A run of records:
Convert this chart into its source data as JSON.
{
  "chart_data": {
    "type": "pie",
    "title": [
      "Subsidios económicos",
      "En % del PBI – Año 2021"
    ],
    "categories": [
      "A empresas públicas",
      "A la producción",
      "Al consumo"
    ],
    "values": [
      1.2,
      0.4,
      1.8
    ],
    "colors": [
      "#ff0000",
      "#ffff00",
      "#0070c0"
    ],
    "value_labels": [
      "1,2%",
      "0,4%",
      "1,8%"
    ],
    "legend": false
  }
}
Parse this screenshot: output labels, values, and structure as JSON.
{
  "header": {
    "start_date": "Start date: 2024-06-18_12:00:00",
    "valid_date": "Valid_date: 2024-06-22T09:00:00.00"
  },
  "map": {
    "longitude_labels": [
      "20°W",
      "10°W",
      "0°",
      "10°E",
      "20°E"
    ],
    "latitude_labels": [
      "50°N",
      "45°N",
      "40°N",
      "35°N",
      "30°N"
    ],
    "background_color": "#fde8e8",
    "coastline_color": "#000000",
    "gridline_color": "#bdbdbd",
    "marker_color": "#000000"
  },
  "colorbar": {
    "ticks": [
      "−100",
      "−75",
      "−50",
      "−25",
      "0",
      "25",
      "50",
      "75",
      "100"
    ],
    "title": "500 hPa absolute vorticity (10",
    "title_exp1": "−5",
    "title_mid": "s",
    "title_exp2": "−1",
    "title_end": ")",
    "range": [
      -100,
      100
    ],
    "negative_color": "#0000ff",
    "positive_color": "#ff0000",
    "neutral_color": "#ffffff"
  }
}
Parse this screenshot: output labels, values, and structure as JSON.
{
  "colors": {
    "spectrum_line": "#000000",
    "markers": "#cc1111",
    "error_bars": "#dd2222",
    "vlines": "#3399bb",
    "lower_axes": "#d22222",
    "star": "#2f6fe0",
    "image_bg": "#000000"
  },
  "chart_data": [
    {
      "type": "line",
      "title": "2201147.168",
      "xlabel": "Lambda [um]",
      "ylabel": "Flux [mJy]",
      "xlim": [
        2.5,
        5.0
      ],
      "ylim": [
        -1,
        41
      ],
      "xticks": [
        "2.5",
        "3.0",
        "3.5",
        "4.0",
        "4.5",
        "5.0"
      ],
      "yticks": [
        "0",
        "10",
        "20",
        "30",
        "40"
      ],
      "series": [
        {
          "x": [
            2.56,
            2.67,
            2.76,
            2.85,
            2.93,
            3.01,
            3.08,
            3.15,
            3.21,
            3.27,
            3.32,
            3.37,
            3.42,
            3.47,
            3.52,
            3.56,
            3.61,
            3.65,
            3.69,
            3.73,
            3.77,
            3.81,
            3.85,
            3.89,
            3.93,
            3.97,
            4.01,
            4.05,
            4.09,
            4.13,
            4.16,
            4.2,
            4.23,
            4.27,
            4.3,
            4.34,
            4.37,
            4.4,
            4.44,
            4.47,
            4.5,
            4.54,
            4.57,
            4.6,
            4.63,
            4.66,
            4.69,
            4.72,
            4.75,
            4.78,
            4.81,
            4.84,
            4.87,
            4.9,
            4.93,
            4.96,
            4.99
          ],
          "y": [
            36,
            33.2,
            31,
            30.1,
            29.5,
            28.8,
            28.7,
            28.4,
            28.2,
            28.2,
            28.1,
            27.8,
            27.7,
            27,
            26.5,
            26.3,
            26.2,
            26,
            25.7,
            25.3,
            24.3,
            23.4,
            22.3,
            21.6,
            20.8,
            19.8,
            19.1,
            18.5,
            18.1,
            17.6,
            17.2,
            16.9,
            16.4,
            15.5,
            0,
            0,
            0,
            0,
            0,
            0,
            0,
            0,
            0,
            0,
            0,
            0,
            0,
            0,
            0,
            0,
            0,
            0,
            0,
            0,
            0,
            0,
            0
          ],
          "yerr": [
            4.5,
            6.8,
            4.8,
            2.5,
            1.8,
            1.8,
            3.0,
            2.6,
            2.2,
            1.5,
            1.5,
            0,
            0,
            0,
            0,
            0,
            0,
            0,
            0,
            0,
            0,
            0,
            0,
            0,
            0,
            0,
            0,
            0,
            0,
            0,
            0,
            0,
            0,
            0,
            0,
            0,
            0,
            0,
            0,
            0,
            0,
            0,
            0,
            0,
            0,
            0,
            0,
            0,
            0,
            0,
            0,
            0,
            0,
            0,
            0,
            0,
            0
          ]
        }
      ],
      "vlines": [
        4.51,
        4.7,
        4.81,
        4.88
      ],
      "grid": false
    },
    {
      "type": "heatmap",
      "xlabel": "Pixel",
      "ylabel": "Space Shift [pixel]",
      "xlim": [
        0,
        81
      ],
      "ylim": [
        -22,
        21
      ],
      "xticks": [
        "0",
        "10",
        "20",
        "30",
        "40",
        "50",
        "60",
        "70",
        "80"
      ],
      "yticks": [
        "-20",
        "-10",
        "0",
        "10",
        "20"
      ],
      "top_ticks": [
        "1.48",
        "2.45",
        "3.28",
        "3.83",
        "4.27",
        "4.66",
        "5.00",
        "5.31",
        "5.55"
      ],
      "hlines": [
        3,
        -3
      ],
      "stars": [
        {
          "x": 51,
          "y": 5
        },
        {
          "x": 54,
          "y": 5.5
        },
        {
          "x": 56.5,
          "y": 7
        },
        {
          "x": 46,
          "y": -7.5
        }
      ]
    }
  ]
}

* Set exercise
Give the data again, exactly as it stands.

* Complete output
Convert this chart into its source data as JSON.
{
  "chart_data": {
    "type": "pie",
    "title": [
      "Subsidios económicos",
      "En % del PBI – Año 2021"
    ],
    "categories": [
      "A empresas públicas",
      "A la producción",
      "Al consumo"
    ],
    "values": [
      1.2,
      0.4,
      1.8
    ],
    "colors": [
      "#ff0000",
      "#ffff00",
      "#0070c0"
    ],
    "value_labels": [
      "1,2%",
      "0,4%",
      "1,8%"
    ],
    "legend": false
  }
}
Parse this screenshot: output labels, values, and structure as JSON.
{
  "header": {
    "start_date": "Start date: 2024-06-18_12:00:00",
    "valid_date": "Valid_date: 2024-06-22T09:00:00.00"
  },
  "map": {
    "longitude_labels": [
      "20°W",
      "10°W",
      "0°",
      "10°E",
      "20°E"
    ],
    "latitude_labels": [
      "50°N",
      "45°N",
      "40°N",
      "35°N",
      "30°N"
    ],
    "background_color": "#fde8e8",
    "coastline_color": "#000000",
    "gridline_color": "#bdbdbd",
    "marker_color": "#000000"
  },
  "colorbar": {
    "ticks": [
      "−100",
      "−75",
      "−50",
      "−25",
      "0",
      "25",
      "50",
      "75",
      "100"
    ],
    "title": "500 hPa absolute vorticity (10",
    "title_exp1": "−5",
    "title_mid": "s",
    "title_exp2": "−1",
    "title_end": ")",
    "range": [
      -100,
      100
    ],
    "negative_color": "#0000ff",
    "positive_color": "#ff0000",
    "neutral_color": "#ffffff"
  }
}
Parse this screenshot: output labels, values, and structure as JSON.
{
  "colors": {
    "spectrum_line": "#000000",
    "markers": "#cc1111",
    "error_bars": "#dd2222",
    "vlines": "#3399bb",
    "lower_axes": "#d22222",
    "star": "#2f6fe0",
    "image_bg": "#000000"
  },
  "chart_data": [
    {
      "type": "line",
      "title": "2201147.168",
      "xlabel": "Lambda [um]",
      "ylabel": "Flux [mJy]",
      "xlim": [
        2.5,
        5.0
      ],
      "ylim": [
        -1,
        41
      ],
      "xticks": [
        "2.5",
        "3.0",
        "3.5",
        "4.0",
        "4.5",
        "5.0"
      ],
      "yticks": [
        "0",
        "10",
        "20",
        "30",
        "40"
      ],
      "series": [
        {
          "x": [
            2.56,
            2.67,
            2.76,
            2.85,
            2.93,
            3.01,
            3.08,
            3.15,
            3.21,
            3.27,
            3.32,
            3.37,
            3.42,
            3.47,
            3.52,
            3.56,
            3.61,
            3.65,
            3.69,
            3.73,
            3.77,
            3.81,
            3.85,
            3.89,
            3.93,
            3.97,
            4.01,
            4.05,
            4.09,
            4.13,
            4.16,
            4.2,
            4.23,
            4.27,
            4.3,
            4.34,
            4.37,
            4.4,
            4.44,
            4.47,
            4.5,
            4.54,
            4.57,
            4.6,
            4.63,
            4.66,
            4.69,
            4.72,
            4.75,
            4.78,
            4.81,
            4.84,
            4.87,
            4.9,
            4.93,
            4.96,
            4.99
          ],
          "y": [
            36,
            33.2,
            31,
            30.1,
            29.5,
            28.8,
            28.7,
            28.4,
            28.2,
            28.2,
            28.1,
            27.8,
            27.7,
            27,
            26.5,
            26.3,
            26.2,
            26,
            25.7,
            25.3,
            24.3,
            23.4,
            22.3,
            21.6,
            20.8,
            19.8,
            19.1,
            18.5,
            18.1,
            17.6,
            17.2,
            16.9,
            16.4,
            15.5,
            0,
            0,
            0,
            0,
            0,
            0,
            0,
            0,
            0,
            0,
            0,
            0,
            0,
            0,
            0,
            0,
            0,
            0,
            0,
            0,
            0,
            0,
            0
          ],
          "yerr": [
            4.5,
            6.8,
            4.8,
            2.5,
            1.8,
            1.8,
            3.0,
            2.6,
            2.2,
            1.5,
            1.5,
            0,
            0,
            0,
            0,
            0,
            0,
            0,
            0,
            0,
            0,
            0,
            0,
            0,
            0,
            0,
            0,
            0,
            0,
            0,
            0,
            0,
            0,
            0,
            0,
            0,
            0,
            0,
            0,
            0,
            0,
            0,
            0,
            0,
            0,
            0,
            0,
            0,
            0,
            0,
            0,
            0,
            0,
            0,
            0,
            0,
            0
          ]
        }
      ],
      "vlines": [
        4.51,
        4.7,
        4.81,
        4.88
      ],
      "grid": false
    },
    {
      "type": "heatmap",
      "xlabel": "Pixel",
      "ylabel": "Space Shift [pixel]",
      "xlim": [
        0,
        81
      ],
      "ylim": [
        -22,
        21
      ],
      "xticks": [
        "0",
        "10",
        "20",
        "30",
        "40",
        "50",
        "60",
        "70",
        "80"
      ],
      "yticks": [
        "-20",
        "-10",
        "0",
        "10",
        "20"
      ],
      "top_ticks": [
        "1.48",
        "2.45",
        "3.28",
        "3.83",
        "4.27",
        "4.66",
        "5.00",
        "5.31",
        "5.55"
      ],
      "hlines": [
        3,
        -3
      ],
      "stars": [
        {
          "x": 51,
          "y": 5
        },
        {
          "x": 54,
          "y": 5.5
        },
        {
          "x": 56.5,
          "y": 7
        },
        {
          "x": 46,
          "y": -7.5
        }
      ]
    }
  ]
}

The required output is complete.